>> Start

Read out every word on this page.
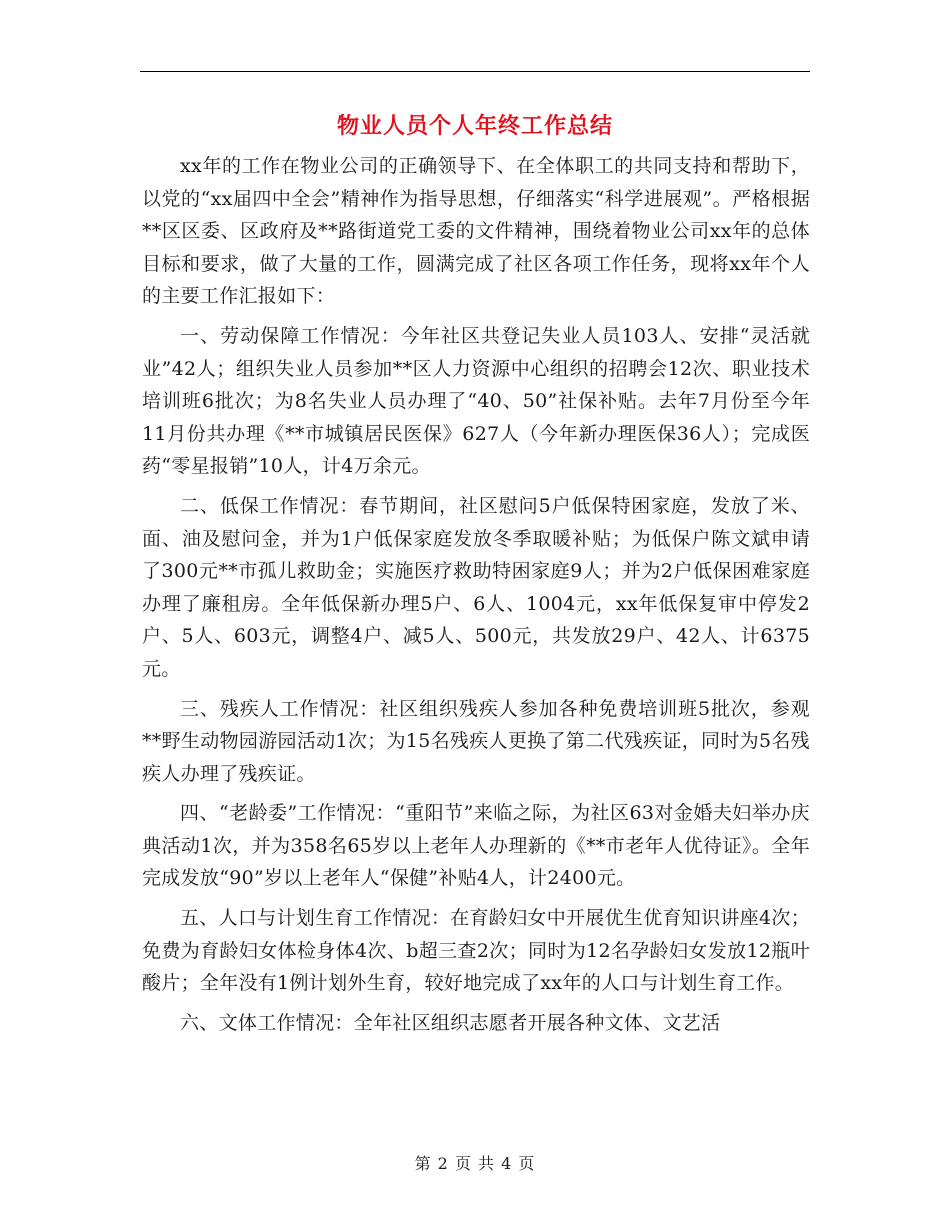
物业人员个人年终工作总结

xx年的工作在物业公司的正确领导下、在全体职工的共同支持和帮助下，以党的“xx届四中全会”精神作为指导思想，仔细落实“科学进展观”。严格根据**区区委、区政府及**路街道党工委的文件精神，围绕着物业公司xx年的总体目标和要求，做了大量的工作，圆满完成了社区各项工作任务，现将xx年个人的主要工作汇报如下：

一、劳动保障工作情况：今年社区共登记失业人员103人、安排“灵活就业”42人；组织失业人员参加**区人力资源中心组织的招聘会12次、职业技术培训班6批次；为8名失业人员办理了“40、50”社保补贴。去年7月份至今年11月份共办理《**市城镇居民医保》627人（今年新办理医保36人）；完成医药“零星报销”10人，计4万余元。

二、低保工作情况：春节期间，社区慰问5户低保特困家庭，发放了米、面、油及慰问金，并为1户低保家庭发放冬季取暖补贴；为低保户陈文斌申请了300元**市孤儿救助金；实施医疗救助特困家庭9人；并为2户低保困难家庭办理了廉租房。全年低保新办理5户、6人、1004元，xx年低保复审中停发2户、5人、603元，调整4户、减5人、500元，共发放29户、42人、计6375元。

三、残疾人工作情况：社区组织残疾人参加各种免费培训班5批次，参观**野生动物园游园活动1次；为15名残疾人更换了第二代残疾证，同时为5名残疾人办理了残疾证。

四、“老龄委”工作情况：“重阳节”来临之际，为社区63对金婚夫妇举办庆典活动1次，并为358名65岁以上老年人办理新的《**市老年人优待证》。全年完成发放“90”岁以上老年人“保健”补贴4人，计2400元。

五、人口与计划生育工作情况：在育龄妇女中开展优生优育知识讲座4次；免费为育龄妇女体检身体4次、b超三查2次；同时为12名孕龄妇女发放12瓶叶酸片；全年没有1例计划外生育，较好地完成了xx年的人口与计划生育工作。

六、文体工作情况：全年社区组织志愿者开展各种文体、文艺活

第 2 页 共 4 页
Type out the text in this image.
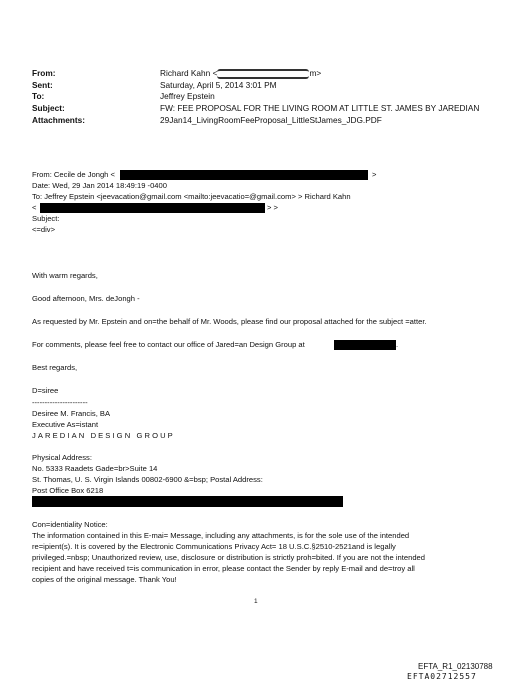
From:	Richard Kahn <	m>
Sent:	Saturday, April 5, 2014 3:01 PM
To:	Jeffrey Epstein
Subject:	FW: FEE PROPOSAL FOR THE LIVING ROOM AT LITTLE ST. JAMES BY JAREDIAN
Attachments:	29Jan14_LivingRoomFeeProposal_LittleStJames_JDG.PDF
From: Cecile de Jongh <	>
Date: Wed, 29 Jan 2014 18:49:19 -0400
To: Jeffrey Epstein <jeevacation@gmail.com <mailto:jeevacatio=@gmail.com> > Richard Kahn
<	> >
Subject:
<=div>
With warm regards,
Good afternoon, Mrs. deJongh -
As requested by Mr. Epstein and on=the behalf of Mr. Woods, please find our proposal attached for the subject =atter.
For comments, please feel free to contact our office of Jared=an Design Group at	.
Best regards,
D=siree
----------------------
Desiree M. Francis, BA
Executive As=istant
JAREDIAN DESIGN GROUP
Physical Address:
No. 5333 Raadets Gade=br>Suite 14
St. Thomas, U. S. Virgin Islands 00802-6900 &=bsp; Postal Address:
Post Office Box 6218
Con=identiality Notice:
The information contained in this E-mai= Message, including any attachments, is for the sole use of the intended
re=ipient(s). It is covered by the Electronic Communications Privacy Act= 18 U.S.C.§2510-2521and is legally
privileged.=nbsp; Unauthorized review, use, disclosure or distribution is strictly proh=bited. If you are not the intended
recipient and have received t=is communication in error, please contact the Sender by reply E-mail and de=troy all
copies of the original message. Thank You!
1
EFTA_R1_02130788
EFTA02712557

>> End

> **Aim**
Print all entries exactly. The images do not belong in the copy.

> **Answer to the exercise**
Read out every word on this page.
物业人员个人年终工作总结

xx年的工作在物业公司的正确领导下、在全体职工的共同支持和帮助下，以党的“xx届四中全会”精神作为指导思想，仔细落实“科学进展观”。严格根据**区区委、区政府及**路街道党工委的文件精神，围绕着物业公司xx年的总体目标和要求，做了大量的工作，圆满完成了社区各项工作任务，现将xx年个人的主要工作汇报如下：

一、劳动保障工作情况：今年社区共登记失业人员103人、安排“灵活就业”42人；组织失业人员参加**区人力资源中心组织的招聘会12次、职业技术培训班6批次；为8名失业人员办理了“40、50”社保补贴。去年7月份至今年11月份共办理《**市城镇居民医保》627人（今年新办理医保36人）；完成医药“零星报销”10人，计4万余元。

二、低保工作情况：春节期间，社区慰问5户低保特困家庭，发放了米、面、油及慰问金，并为1户低保家庭发放冬季取暖补贴；为低保户陈文斌申请了300元**市孤儿救助金；实施医疗救助特困家庭9人；并为2户低保困难家庭办理了廉租房。全年低保新办理5户、6人、1004元，xx年低保复审中停发2户、5人、603元，调整4户、减5人、500元，共发放29户、42人、计6375元。

三、残疾人工作情况：社区组织残疾人参加各种免费培训班5批次，参观**野生动物园游园活动1次；为15名残疾人更换了第二代残疾证，同时为5名残疾人办理了残疾证。

四、“老龄委”工作情况：“重阳节”来临之际，为社区63对金婚夫妇举办庆典活动1次，并为358名65岁以上老年人办理新的《**市老年人优待证》。全年完成发放“90”岁以上老年人“保健”补贴4人，计2400元。

五、人口与计划生育工作情况：在育龄妇女中开展优生优育知识讲座4次；免费为育龄妇女体检身体4次、b超三查2次；同时为12名孕龄妇女发放12瓶叶酸片；全年没有1例计划外生育，较好地完成了xx年的人口与计划生育工作。

六、文体工作情况：全年社区组织志愿者开展各种文体、文艺活

第 2 页 共 4 页
Type out the text in this image.
From:	Richard Kahn <	m>
Sent:	Saturday, April 5, 2014 3:01 PM
To:	Jeffrey Epstein
Subject:	FW: FEE PROPOSAL FOR THE LIVING ROOM AT LITTLE ST. JAMES BY JAREDIAN
Attachments:	29Jan14_LivingRoomFeeProposal_LittleStJames_JDG.PDF
From: Cecile de Jongh <	>
Date: Wed, 29 Jan 2014 18:49:19 -0400
To: Jeffrey Epstein <jeevacation@gmail.com <mailto:jeevacatio=@gmail.com> > Richard Kahn
<	> >
Subject:
<=div>
With warm regards,
Good afternoon, Mrs. deJongh -
As requested by Mr. Epstein and on=the behalf of Mr. Woods, please find our proposal attached for the subject =atter.
For comments, please feel free to contact our office of Jared=an Design Group at	.
Best regards,
D=siree
----------------------
Desiree M. Francis, BA
Executive As=istant
JAREDIAN DESIGN GROUP
Physical Address:
No. 5333 Raadets Gade=br>Suite 14
St. Thomas, U. S. Virgin Islands 00802-6900 &=bsp; Postal Address:
Post Office Box 6218
Con=identiality Notice:
The information contained in this E-mai= Message, including any attachments, is for the sole use of the intended
re=ipient(s). It is covered by the Electronic Communications Privacy Act= 18 U.S.C.§2510-2521and is legally
privileged.=nbsp; Unauthorized review, use, disclosure or distribution is strictly proh=bited. If you are not the intended
recipient and have received t=is communication in error, please contact the Sender by reply E-mail and de=troy all
copies of the original message. Thank You!
1
EFTA_R1_02130788
EFTA02712557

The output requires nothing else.